→ **SHORT PROBLEM**:
Repeat every line of the data exactly, but not the pictures.

→ **INPUT MATERIAL**:
+++

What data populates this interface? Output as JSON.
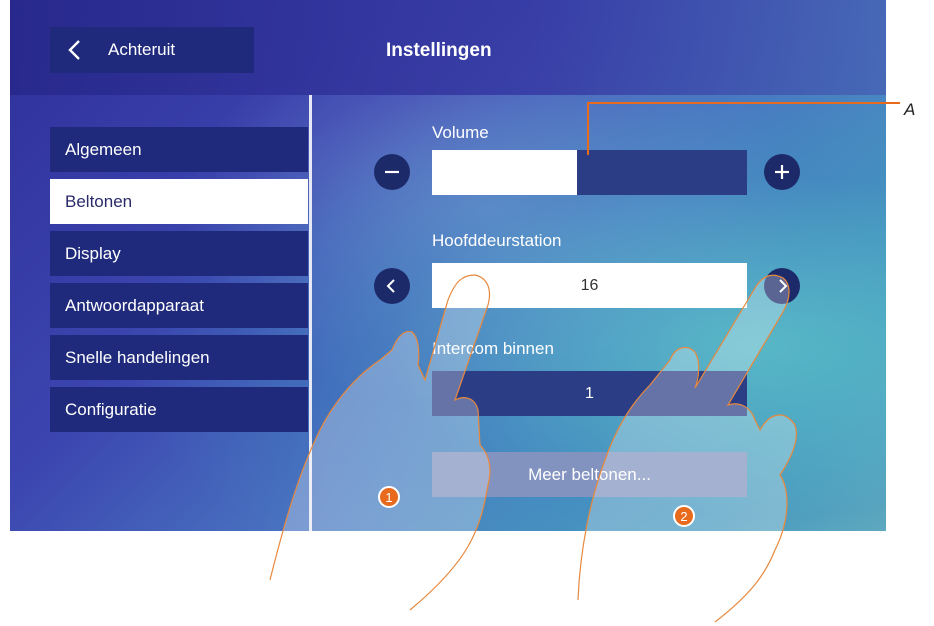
{
  "header": {
    "back_label": "Achteruit",
    "title": "Instellingen"
  },
  "menu": [
    {
      "label": "Algemeen",
      "active": false
    },
    {
      "label": "Beltonen",
      "active": true
    },
    {
      "label": "Display",
      "active": false
    },
    {
      "label": "Antwoordapparaat",
      "active": false
    },
    {
      "label": "Snelle handelingen",
      "active": false
    },
    {
      "label": "Configuratie",
      "active": false
    }
  ],
  "volume": {
    "label": "Volume",
    "level_fraction": 0.46
  },
  "main_door": {
    "label": "Hoofddeurstation",
    "value": "16"
  },
  "intercom": {
    "label": "Intercom binnen",
    "value": "1"
  },
  "more_button": "Meer beltonen...",
  "annotations": {
    "callout": "A",
    "step1": "1",
    "step2": "2"
  },
  "colors": {
    "accent": "#e86a1c",
    "panel": "#1f2a7c"
  }
}
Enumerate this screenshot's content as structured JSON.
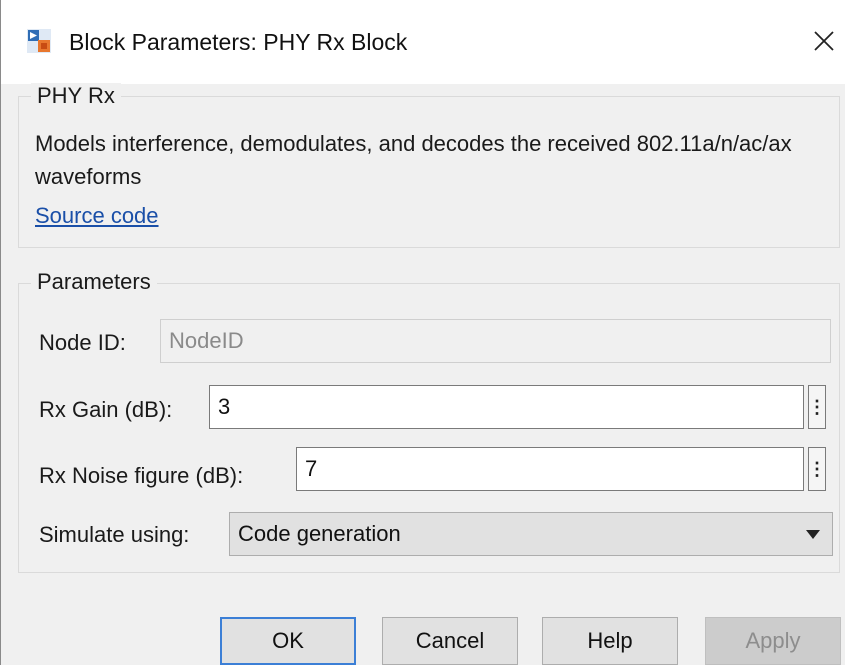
{
  "window": {
    "title": "Block Parameters: PHY Rx Block",
    "app_icon": "simulink-block-icon",
    "close_icon": "close-icon"
  },
  "block_group": {
    "legend": "PHY Rx",
    "description": "Models interference, demodulates, and decodes the received 802.11a/n/ac/ax waveforms",
    "link_label": "Source code"
  },
  "parameters": {
    "legend": "Parameters",
    "node_id": {
      "label": "Node ID:",
      "value": "NodeID"
    },
    "rx_gain": {
      "label": "Rx Gain (dB):",
      "value": "3"
    },
    "rx_noise_figure": {
      "label": "Rx Noise figure (dB):",
      "value": "7"
    },
    "simulate_using": {
      "label": "Simulate using:",
      "value": "Code generation"
    },
    "more_glyph": "⋮"
  },
  "buttons": {
    "ok": "OK",
    "cancel": "Cancel",
    "help": "Help",
    "apply": "Apply"
  },
  "colors": {
    "default_button_border": "#3c7fd6",
    "link": "#1a4fa8"
  }
}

+++

→ **FINAL ANSWER**:
What data populates this interface? Output as JSON.
{
  "header": {
    "back_label": "Achteruit",
    "title": "Instellingen"
  },
  "menu": [
    {
      "label": "Algemeen",
      "active": false
    },
    {
      "label": "Beltonen",
      "active": true
    },
    {
      "label": "Display",
      "active": false
    },
    {
      "label": "Antwoordapparaat",
      "active": false
    },
    {
      "label": "Snelle handelingen",
      "active": false
    },
    {
      "label": "Configuratie",
      "active": false
    }
  ],
  "volume": {
    "label": "Volume",
    "level_fraction": 0.46
  },
  "main_door": {
    "label": "Hoofddeurstation",
    "value": "16"
  },
  "intercom": {
    "label": "Intercom binnen",
    "value": "1"
  },
  "more_button": "Meer beltonen...",
  "annotations": {
    "callout": "A",
    "step1": "1",
    "step2": "2"
  },
  "colors": {
    "accent": "#e86a1c",
    "panel": "#1f2a7c"
  }
}
Enumerate this screenshot's content as structured JSON.
{
  "window": {
    "title": "Block Parameters: PHY Rx Block",
    "app_icon": "simulink-block-icon",
    "close_icon": "close-icon"
  },
  "block_group": {
    "legend": "PHY Rx",
    "description": "Models interference, demodulates, and decodes the received 802.11a/n/ac/ax waveforms",
    "link_label": "Source code"
  },
  "parameters": {
    "legend": "Parameters",
    "node_id": {
      "label": "Node ID:",
      "value": "NodeID"
    },
    "rx_gain": {
      "label": "Rx Gain (dB):",
      "value": "3"
    },
    "rx_noise_figure": {
      "label": "Rx Noise figure (dB):",
      "value": "7"
    },
    "simulate_using": {
      "label": "Simulate using:",
      "value": "Code generation"
    },
    "more_glyph": "⋮"
  },
  "buttons": {
    "ok": "OK",
    "cancel": "Cancel",
    "help": "Help",
    "apply": "Apply"
  },
  "colors": {
    "default_button_border": "#3c7fd6",
    "link": "#1a4fa8"
  }
}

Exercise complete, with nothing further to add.